§ **Short exercise**:
State the number of lines in these records holding "sondern". Say nothing more.

====== Provided entries

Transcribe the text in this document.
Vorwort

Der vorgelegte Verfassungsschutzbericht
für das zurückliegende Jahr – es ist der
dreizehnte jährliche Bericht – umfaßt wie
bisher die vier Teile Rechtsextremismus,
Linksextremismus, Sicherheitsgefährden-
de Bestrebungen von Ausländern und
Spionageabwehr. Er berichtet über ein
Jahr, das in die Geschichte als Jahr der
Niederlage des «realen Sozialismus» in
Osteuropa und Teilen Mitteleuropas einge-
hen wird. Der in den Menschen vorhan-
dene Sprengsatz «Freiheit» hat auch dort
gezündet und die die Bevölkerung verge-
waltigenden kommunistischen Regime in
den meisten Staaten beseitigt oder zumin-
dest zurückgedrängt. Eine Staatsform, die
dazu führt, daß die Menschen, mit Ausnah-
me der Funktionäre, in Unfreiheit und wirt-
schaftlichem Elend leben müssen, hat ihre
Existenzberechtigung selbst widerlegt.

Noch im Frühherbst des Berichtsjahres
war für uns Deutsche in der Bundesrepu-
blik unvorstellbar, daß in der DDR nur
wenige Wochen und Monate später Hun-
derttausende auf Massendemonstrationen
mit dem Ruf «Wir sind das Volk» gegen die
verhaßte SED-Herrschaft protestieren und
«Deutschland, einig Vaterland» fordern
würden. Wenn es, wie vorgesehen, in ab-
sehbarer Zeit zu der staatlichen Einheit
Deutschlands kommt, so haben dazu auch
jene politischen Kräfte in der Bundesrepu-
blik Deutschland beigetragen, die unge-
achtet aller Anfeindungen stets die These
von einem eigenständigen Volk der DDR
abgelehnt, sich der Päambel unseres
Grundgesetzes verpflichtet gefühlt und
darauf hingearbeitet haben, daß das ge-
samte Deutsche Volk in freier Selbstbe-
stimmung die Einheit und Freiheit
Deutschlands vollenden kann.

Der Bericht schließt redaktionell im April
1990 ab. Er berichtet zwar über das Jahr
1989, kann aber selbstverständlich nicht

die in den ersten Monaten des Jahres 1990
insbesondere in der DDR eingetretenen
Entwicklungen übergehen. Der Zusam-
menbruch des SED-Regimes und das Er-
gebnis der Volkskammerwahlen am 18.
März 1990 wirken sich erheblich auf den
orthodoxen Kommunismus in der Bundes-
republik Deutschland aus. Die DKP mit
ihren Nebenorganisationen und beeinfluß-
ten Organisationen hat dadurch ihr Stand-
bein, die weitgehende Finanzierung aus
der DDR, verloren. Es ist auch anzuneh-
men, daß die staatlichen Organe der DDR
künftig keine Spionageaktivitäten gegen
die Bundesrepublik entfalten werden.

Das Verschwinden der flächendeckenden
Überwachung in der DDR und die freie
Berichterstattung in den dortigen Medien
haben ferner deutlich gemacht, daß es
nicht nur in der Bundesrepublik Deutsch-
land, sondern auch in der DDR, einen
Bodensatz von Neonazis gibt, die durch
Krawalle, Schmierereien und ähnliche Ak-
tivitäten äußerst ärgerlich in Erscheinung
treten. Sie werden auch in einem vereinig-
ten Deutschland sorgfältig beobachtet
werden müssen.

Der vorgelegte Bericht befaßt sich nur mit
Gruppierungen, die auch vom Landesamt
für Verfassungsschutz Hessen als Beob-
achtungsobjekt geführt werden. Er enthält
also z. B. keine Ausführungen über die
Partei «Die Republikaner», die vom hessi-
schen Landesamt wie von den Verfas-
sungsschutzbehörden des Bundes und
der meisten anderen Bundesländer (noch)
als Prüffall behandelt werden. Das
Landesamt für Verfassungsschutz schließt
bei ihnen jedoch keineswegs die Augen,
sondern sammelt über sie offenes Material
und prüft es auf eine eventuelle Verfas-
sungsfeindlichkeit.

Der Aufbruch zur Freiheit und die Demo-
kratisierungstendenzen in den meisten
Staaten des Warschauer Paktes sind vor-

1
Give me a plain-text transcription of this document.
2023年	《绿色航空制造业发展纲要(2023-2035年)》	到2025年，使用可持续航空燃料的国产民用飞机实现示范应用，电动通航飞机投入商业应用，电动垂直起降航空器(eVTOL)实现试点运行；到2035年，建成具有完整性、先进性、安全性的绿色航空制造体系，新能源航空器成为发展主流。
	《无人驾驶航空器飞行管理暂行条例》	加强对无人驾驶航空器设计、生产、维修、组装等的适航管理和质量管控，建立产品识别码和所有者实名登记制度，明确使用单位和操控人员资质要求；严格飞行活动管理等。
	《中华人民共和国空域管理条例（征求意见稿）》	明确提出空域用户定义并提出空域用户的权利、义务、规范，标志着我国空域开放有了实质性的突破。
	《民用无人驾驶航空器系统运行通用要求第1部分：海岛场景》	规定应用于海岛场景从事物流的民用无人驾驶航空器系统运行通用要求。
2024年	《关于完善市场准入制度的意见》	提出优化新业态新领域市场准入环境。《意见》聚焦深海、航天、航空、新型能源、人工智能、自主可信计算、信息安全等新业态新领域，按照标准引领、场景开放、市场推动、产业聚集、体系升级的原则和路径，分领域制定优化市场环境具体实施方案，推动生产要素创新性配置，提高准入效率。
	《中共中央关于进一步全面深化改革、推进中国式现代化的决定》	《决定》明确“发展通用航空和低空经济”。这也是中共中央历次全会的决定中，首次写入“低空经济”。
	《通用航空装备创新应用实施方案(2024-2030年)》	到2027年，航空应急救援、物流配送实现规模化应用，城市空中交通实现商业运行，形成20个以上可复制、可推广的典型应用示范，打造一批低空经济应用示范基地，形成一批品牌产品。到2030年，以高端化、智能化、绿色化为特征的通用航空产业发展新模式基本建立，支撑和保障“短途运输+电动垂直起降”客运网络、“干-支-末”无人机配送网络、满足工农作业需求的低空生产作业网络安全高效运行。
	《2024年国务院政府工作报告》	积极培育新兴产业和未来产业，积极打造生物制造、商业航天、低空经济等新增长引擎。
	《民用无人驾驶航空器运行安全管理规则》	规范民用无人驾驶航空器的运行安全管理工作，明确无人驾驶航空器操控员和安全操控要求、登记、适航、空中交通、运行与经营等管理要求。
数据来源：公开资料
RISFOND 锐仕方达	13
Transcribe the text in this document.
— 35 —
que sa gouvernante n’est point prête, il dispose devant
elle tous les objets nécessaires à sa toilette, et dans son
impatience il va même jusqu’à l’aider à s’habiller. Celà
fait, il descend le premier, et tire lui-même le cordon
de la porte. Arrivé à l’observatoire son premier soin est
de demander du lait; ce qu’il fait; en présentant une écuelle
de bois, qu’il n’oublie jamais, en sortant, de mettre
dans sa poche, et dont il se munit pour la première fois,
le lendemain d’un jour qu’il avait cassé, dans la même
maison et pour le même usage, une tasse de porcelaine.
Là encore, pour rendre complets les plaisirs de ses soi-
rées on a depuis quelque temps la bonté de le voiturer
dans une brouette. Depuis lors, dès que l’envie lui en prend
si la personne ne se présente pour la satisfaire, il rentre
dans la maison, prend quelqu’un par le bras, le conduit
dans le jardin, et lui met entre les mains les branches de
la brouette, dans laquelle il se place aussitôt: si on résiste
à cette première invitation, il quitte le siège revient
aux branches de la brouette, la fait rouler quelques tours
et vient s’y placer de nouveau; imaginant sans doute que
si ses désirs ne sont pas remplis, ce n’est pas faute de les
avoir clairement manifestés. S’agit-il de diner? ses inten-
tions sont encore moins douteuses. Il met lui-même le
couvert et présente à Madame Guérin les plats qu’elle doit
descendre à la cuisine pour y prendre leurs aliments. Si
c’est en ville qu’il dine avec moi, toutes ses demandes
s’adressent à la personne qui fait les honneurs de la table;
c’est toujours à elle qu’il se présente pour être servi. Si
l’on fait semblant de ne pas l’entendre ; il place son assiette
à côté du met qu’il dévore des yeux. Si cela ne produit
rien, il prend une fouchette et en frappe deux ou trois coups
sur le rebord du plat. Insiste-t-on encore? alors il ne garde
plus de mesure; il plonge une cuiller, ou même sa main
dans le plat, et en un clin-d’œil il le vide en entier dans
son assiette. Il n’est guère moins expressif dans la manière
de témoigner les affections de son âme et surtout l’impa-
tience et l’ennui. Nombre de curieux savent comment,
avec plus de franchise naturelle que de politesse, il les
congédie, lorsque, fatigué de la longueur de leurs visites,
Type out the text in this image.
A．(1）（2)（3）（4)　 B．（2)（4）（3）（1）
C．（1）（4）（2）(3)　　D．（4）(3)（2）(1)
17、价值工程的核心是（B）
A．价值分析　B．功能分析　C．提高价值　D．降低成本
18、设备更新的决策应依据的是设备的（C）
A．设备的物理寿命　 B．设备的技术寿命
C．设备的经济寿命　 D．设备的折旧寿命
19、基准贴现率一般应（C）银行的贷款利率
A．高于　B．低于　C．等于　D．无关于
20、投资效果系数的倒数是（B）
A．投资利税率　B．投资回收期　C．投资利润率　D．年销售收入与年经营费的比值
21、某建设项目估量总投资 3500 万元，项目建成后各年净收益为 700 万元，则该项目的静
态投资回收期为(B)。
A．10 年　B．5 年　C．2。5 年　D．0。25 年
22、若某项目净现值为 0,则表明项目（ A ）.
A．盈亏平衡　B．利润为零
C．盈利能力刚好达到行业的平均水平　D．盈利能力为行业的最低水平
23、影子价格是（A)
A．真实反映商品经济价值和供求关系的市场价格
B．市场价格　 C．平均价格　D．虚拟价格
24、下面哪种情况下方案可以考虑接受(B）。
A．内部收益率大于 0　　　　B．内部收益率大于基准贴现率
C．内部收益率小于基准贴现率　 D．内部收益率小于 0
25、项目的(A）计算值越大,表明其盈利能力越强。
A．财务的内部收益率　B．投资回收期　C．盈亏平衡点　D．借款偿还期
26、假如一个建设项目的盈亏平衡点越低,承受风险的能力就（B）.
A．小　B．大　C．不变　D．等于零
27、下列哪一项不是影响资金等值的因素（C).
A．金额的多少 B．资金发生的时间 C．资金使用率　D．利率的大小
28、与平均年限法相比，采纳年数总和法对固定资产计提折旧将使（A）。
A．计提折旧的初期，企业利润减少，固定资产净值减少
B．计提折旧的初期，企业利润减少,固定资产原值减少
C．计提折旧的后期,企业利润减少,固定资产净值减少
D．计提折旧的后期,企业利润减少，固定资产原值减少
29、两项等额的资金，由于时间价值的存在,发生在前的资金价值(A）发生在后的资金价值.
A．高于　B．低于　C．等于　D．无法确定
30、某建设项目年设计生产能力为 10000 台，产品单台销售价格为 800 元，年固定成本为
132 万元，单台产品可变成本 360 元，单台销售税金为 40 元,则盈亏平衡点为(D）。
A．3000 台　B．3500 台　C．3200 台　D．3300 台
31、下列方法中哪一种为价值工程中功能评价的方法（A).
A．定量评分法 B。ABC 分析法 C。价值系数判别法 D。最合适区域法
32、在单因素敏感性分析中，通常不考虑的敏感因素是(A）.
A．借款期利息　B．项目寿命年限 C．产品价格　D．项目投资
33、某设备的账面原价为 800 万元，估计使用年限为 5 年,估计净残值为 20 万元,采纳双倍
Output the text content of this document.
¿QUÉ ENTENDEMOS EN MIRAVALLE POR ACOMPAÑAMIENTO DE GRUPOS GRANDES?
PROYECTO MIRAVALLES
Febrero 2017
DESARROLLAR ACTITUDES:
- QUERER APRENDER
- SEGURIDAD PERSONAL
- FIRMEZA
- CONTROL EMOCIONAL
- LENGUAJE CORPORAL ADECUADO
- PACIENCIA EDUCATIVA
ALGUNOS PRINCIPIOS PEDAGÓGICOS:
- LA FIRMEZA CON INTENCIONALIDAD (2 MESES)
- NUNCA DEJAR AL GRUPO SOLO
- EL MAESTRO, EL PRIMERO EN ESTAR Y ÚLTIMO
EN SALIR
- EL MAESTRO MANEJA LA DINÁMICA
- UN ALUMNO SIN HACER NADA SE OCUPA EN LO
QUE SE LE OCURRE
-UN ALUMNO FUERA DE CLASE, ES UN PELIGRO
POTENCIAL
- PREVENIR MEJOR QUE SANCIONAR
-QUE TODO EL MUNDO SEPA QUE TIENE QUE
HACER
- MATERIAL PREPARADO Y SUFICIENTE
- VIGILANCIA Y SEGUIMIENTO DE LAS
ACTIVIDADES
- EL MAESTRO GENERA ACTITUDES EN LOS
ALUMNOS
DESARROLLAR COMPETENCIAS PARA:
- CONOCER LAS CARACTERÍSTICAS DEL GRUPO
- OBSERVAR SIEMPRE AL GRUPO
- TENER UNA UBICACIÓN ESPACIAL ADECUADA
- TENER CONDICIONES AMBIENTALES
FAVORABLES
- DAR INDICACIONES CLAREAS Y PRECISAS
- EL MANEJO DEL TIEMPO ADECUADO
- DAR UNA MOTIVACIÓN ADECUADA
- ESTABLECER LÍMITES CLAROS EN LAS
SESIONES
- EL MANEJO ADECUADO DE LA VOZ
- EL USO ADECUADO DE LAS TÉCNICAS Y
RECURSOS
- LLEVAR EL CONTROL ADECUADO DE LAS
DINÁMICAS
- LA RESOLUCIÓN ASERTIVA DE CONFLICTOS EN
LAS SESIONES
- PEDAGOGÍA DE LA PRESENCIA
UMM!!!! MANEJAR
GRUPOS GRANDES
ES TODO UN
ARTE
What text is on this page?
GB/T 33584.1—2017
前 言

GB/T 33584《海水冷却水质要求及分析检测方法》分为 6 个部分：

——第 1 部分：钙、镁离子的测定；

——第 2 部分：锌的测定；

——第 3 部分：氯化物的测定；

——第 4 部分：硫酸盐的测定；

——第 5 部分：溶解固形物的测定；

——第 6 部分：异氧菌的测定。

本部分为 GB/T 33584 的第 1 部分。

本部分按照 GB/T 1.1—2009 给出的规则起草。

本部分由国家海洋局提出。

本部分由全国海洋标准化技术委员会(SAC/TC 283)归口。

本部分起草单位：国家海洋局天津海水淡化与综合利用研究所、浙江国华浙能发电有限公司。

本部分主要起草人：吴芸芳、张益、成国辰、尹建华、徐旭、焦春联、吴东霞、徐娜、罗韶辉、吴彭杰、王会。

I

============

§ **Exercise solution**:
2